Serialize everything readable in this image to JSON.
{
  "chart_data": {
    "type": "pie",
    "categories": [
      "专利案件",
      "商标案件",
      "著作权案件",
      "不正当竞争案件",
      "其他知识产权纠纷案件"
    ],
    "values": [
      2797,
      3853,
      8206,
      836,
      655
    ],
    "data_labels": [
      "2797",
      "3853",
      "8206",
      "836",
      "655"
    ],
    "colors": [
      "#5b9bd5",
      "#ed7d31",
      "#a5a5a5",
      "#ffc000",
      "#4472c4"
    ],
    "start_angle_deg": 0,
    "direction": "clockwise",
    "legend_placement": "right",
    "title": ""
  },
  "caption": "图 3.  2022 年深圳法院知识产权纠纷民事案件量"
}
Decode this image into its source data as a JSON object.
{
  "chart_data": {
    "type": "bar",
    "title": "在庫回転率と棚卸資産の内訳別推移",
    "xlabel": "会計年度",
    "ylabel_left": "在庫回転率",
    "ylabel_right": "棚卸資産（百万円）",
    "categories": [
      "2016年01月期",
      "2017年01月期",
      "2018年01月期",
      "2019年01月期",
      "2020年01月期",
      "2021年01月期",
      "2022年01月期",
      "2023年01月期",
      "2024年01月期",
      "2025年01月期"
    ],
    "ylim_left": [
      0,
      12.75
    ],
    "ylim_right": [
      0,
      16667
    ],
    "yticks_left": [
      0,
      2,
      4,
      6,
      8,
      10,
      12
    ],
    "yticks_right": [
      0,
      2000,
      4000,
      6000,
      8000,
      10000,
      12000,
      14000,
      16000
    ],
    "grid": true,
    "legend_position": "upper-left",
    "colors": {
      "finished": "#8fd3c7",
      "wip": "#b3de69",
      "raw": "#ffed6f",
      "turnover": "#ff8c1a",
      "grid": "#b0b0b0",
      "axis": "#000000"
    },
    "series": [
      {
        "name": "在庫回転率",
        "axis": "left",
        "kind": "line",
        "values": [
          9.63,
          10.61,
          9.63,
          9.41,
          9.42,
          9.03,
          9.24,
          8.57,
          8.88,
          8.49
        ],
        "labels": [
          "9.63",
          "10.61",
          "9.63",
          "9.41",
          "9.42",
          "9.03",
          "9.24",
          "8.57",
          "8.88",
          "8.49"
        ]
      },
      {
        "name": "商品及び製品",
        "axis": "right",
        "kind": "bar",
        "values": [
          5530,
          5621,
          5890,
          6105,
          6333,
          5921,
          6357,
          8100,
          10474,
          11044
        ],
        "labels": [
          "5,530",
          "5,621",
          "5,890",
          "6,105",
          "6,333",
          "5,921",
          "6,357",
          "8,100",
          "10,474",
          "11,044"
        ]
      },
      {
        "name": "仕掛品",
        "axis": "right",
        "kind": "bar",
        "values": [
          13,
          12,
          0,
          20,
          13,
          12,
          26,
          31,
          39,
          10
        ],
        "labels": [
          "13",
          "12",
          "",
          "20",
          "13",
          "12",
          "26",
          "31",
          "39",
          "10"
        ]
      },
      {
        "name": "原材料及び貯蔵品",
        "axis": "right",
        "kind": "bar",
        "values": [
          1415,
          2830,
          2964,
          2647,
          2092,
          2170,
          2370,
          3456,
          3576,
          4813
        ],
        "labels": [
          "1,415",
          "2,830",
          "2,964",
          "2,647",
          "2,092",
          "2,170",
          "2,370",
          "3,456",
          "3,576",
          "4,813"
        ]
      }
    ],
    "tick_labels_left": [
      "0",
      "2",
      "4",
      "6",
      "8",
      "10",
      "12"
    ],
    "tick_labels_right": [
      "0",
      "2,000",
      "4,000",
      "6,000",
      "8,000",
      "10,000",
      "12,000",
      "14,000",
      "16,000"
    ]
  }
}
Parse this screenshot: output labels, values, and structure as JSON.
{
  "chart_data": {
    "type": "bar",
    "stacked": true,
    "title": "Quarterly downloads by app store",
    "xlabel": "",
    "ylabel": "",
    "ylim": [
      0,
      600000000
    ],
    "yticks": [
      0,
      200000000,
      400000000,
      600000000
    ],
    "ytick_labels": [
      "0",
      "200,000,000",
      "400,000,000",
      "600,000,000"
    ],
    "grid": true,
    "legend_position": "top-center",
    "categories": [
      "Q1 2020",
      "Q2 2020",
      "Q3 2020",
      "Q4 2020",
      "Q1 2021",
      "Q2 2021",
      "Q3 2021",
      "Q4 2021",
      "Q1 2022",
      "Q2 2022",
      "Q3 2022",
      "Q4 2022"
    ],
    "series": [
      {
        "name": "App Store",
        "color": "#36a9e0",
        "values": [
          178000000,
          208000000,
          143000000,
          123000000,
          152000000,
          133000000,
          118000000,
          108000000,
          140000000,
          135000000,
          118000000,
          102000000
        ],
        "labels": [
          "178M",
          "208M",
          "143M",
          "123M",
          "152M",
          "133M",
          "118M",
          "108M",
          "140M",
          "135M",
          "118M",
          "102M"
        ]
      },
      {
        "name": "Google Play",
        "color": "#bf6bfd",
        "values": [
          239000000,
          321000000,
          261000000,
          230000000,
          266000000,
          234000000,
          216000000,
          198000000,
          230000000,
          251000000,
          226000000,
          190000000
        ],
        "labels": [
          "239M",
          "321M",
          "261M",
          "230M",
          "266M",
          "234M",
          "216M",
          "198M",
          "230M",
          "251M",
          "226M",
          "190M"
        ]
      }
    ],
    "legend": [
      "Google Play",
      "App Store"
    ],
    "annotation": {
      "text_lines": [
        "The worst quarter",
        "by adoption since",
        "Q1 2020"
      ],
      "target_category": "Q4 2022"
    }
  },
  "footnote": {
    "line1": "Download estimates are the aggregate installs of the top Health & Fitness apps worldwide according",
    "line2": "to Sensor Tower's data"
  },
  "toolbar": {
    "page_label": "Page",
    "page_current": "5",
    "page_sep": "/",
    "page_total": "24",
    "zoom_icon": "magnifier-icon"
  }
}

++++++++++

§ **JOB**
Repeat every line of the material exactly as given.

§ **COMPLETED TASK**
Serialize everything readable in this image to JSON.
{
  "chart_data": {
    "type": "pie",
    "categories": [
      "专利案件",
      "商标案件",
      "著作权案件",
      "不正当竞争案件",
      "其他知识产权纠纷案件"
    ],
    "values": [
      2797,
      3853,
      8206,
      836,
      655
    ],
    "data_labels": [
      "2797",
      "3853",
      "8206",
      "836",
      "655"
    ],
    "colors": [
      "#5b9bd5",
      "#ed7d31",
      "#a5a5a5",
      "#ffc000",
      "#4472c4"
    ],
    "start_angle_deg": 0,
    "direction": "clockwise",
    "legend_placement": "right",
    "title": ""
  },
  "caption": "图 3.  2022 年深圳法院知识产权纠纷民事案件量"
}
Decode this image into its source data as a JSON object.
{
  "chart_data": {
    "type": "bar",
    "title": "在庫回転率と棚卸資産の内訳別推移",
    "xlabel": "会計年度",
    "ylabel_left": "在庫回転率",
    "ylabel_right": "棚卸資産（百万円）",
    "categories": [
      "2016年01月期",
      "2017年01月期",
      "2018年01月期",
      "2019年01月期",
      "2020年01月期",
      "2021年01月期",
      "2022年01月期",
      "2023年01月期",
      "2024年01月期",
      "2025年01月期"
    ],
    "ylim_left": [
      0,
      12.75
    ],
    "ylim_right": [
      0,
      16667
    ],
    "yticks_left": [
      0,
      2,
      4,
      6,
      8,
      10,
      12
    ],
    "yticks_right": [
      0,
      2000,
      4000,
      6000,
      8000,
      10000,
      12000,
      14000,
      16000
    ],
    "grid": true,
    "legend_position": "upper-left",
    "colors": {
      "finished": "#8fd3c7",
      "wip": "#b3de69",
      "raw": "#ffed6f",
      "turnover": "#ff8c1a",
      "grid": "#b0b0b0",
      "axis": "#000000"
    },
    "series": [
      {
        "name": "在庫回転率",
        "axis": "left",
        "kind": "line",
        "values": [
          9.63,
          10.61,
          9.63,
          9.41,
          9.42,
          9.03,
          9.24,
          8.57,
          8.88,
          8.49
        ],
        "labels": [
          "9.63",
          "10.61",
          "9.63",
          "9.41",
          "9.42",
          "9.03",
          "9.24",
          "8.57",
          "8.88",
          "8.49"
        ]
      },
      {
        "name": "商品及び製品",
        "axis": "right",
        "kind": "bar",
        "values": [
          5530,
          5621,
          5890,
          6105,
          6333,
          5921,
          6357,
          8100,
          10474,
          11044
        ],
        "labels": [
          "5,530",
          "5,621",
          "5,890",
          "6,105",
          "6,333",
          "5,921",
          "6,357",
          "8,100",
          "10,474",
          "11,044"
        ]
      },
      {
        "name": "仕掛品",
        "axis": "right",
        "kind": "bar",
        "values": [
          13,
          12,
          0,
          20,
          13,
          12,
          26,
          31,
          39,
          10
        ],
        "labels": [
          "13",
          "12",
          "",
          "20",
          "13",
          "12",
          "26",
          "31",
          "39",
          "10"
        ]
      },
      {
        "name": "原材料及び貯蔵品",
        "axis": "right",
        "kind": "bar",
        "values": [
          1415,
          2830,
          2964,
          2647,
          2092,
          2170,
          2370,
          3456,
          3576,
          4813
        ],
        "labels": [
          "1,415",
          "2,830",
          "2,964",
          "2,647",
          "2,092",
          "2,170",
          "2,370",
          "3,456",
          "3,576",
          "4,813"
        ]
      }
    ],
    "tick_labels_left": [
      "0",
      "2",
      "4",
      "6",
      "8",
      "10",
      "12"
    ],
    "tick_labels_right": [
      "0",
      "2,000",
      "4,000",
      "6,000",
      "8,000",
      "10,000",
      "12,000",
      "14,000",
      "16,000"
    ]
  }
}
Parse this screenshot: output labels, values, and structure as JSON.
{
  "chart_data": {
    "type": "bar",
    "stacked": true,
    "title": "Quarterly downloads by app store",
    "xlabel": "",
    "ylabel": "",
    "ylim": [
      0,
      600000000
    ],
    "yticks": [
      0,
      200000000,
      400000000,
      600000000
    ],
    "ytick_labels": [
      "0",
      "200,000,000",
      "400,000,000",
      "600,000,000"
    ],
    "grid": true,
    "legend_position": "top-center",
    "categories": [
      "Q1 2020",
      "Q2 2020",
      "Q3 2020",
      "Q4 2020",
      "Q1 2021",
      "Q2 2021",
      "Q3 2021",
      "Q4 2021",
      "Q1 2022",
      "Q2 2022",
      "Q3 2022",
      "Q4 2022"
    ],
    "series": [
      {
        "name": "App Store",
        "color": "#36a9e0",
        "values": [
          178000000,
          208000000,
          143000000,
          123000000,
          152000000,
          133000000,
          118000000,
          108000000,
          140000000,
          135000000,
          118000000,
          102000000
        ],
        "labels": [
          "178M",
          "208M",
          "143M",
          "123M",
          "152M",
          "133M",
          "118M",
          "108M",
          "140M",
          "135M",
          "118M",
          "102M"
        ]
      },
      {
        "name": "Google Play",
        "color": "#bf6bfd",
        "values": [
          239000000,
          321000000,
          261000000,
          230000000,
          266000000,
          234000000,
          216000000,
          198000000,
          230000000,
          251000000,
          226000000,
          190000000
        ],
        "labels": [
          "239M",
          "321M",
          "261M",
          "230M",
          "266M",
          "234M",
          "216M",
          "198M",
          "230M",
          "251M",
          "226M",
          "190M"
        ]
      }
    ],
    "legend": [
      "Google Play",
      "App Store"
    ],
    "annotation": {
      "text_lines": [
        "The worst quarter",
        "by adoption since",
        "Q1 2020"
      ],
      "target_category": "Q4 2022"
    }
  },
  "footnote": {
    "line1": "Download estimates are the aggregate installs of the top Health & Fitness apps worldwide according",
    "line2": "to Sensor Tower's data"
  },
  "toolbar": {
    "page_label": "Page",
    "page_current": "5",
    "page_sep": "/",
    "page_total": "24",
    "zoom_icon": "magnifier-icon"
  }
}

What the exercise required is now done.